_Task requirements_.
Find how many lines of the listing include the string "Address", and report only that figure.

Data extracted from a collection:
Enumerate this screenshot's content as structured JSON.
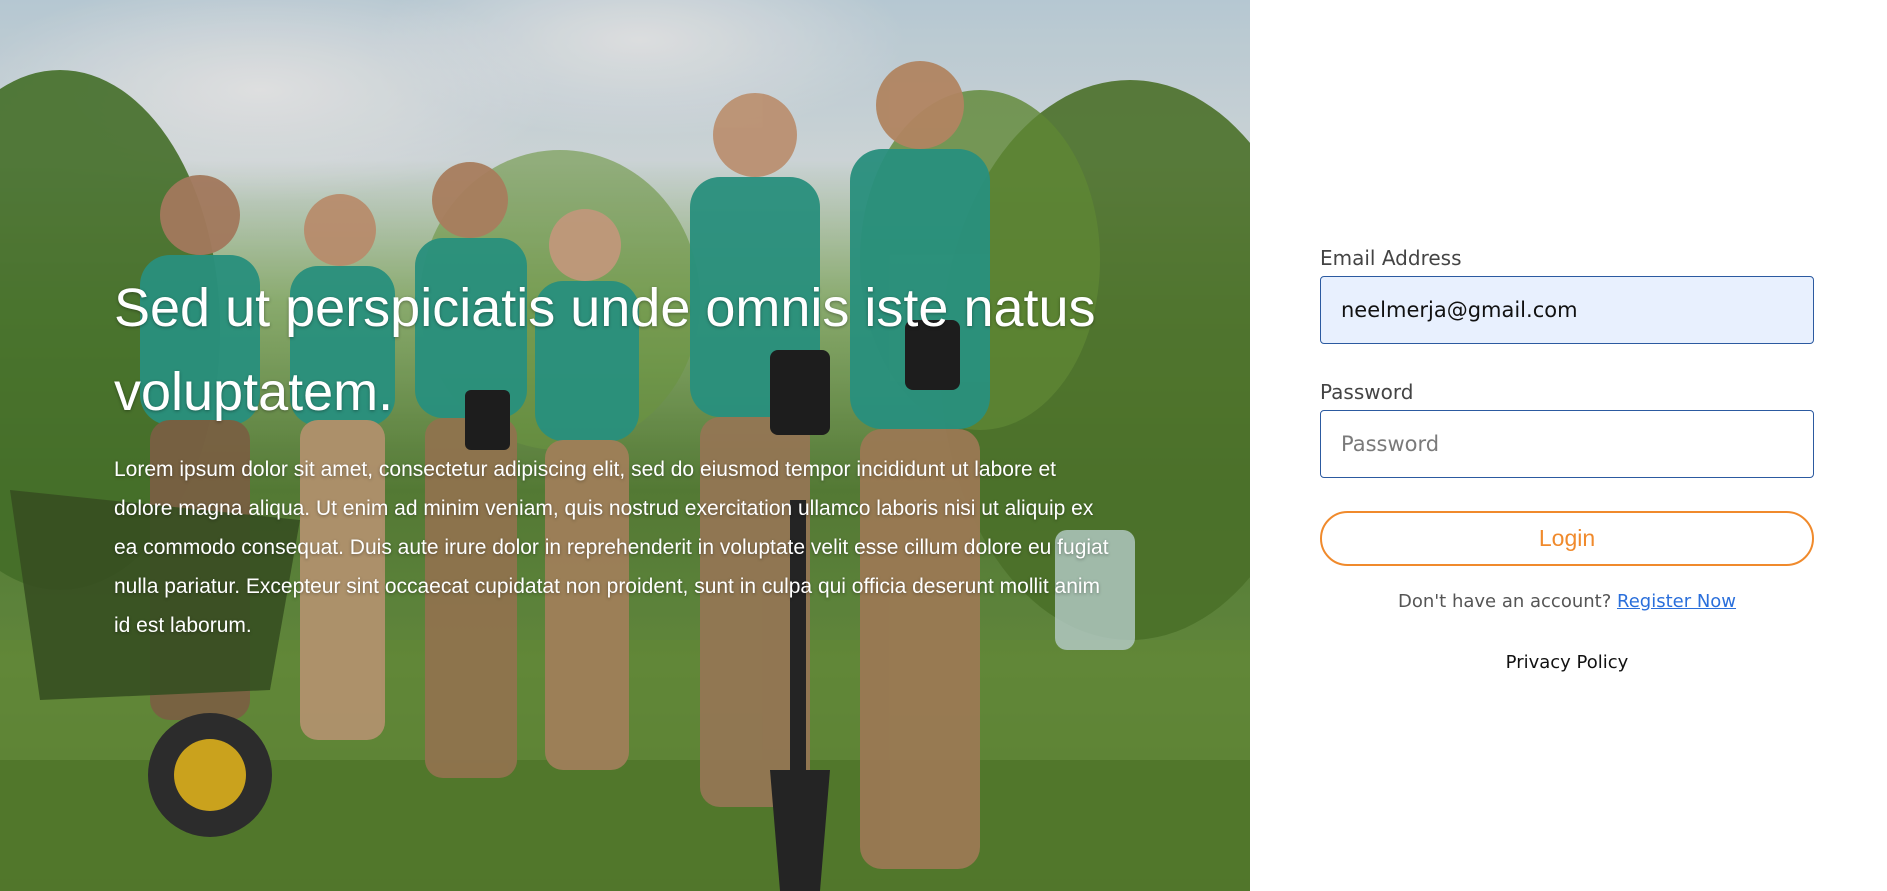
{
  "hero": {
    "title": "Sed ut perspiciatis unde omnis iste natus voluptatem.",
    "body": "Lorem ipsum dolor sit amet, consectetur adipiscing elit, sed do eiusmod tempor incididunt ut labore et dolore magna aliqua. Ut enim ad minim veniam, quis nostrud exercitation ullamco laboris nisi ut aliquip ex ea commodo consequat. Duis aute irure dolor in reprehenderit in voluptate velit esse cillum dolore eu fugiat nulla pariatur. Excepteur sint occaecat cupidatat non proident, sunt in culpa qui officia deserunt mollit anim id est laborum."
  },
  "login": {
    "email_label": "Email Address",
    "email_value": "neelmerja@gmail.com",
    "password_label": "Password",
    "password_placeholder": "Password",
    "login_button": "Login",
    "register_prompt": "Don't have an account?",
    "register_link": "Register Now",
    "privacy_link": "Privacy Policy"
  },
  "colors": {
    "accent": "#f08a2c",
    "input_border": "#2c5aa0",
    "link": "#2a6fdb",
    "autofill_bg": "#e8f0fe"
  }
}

--

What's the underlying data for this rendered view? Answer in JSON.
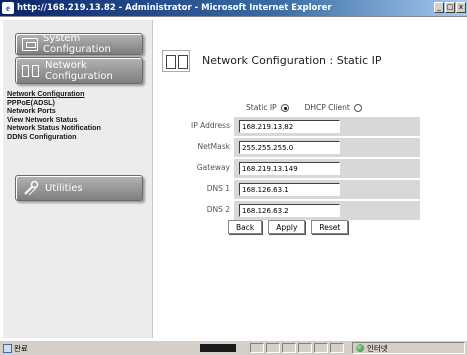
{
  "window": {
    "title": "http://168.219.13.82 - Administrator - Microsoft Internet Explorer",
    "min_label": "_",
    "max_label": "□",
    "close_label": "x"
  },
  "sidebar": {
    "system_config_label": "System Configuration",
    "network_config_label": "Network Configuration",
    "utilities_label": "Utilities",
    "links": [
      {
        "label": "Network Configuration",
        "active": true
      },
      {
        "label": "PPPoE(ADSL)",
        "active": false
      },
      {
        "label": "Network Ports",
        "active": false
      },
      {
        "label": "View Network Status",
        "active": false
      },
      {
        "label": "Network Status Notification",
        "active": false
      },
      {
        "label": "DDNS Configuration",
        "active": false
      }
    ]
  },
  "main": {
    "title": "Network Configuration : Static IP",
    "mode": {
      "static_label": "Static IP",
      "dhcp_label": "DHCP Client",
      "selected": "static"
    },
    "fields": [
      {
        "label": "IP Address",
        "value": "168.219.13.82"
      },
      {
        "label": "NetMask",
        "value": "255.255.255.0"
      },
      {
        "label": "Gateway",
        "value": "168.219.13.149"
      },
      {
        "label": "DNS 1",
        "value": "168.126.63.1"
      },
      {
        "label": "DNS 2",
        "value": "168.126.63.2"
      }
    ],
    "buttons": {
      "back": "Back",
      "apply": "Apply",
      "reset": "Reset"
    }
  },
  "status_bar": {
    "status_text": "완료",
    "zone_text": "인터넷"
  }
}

_Worked solution_.
2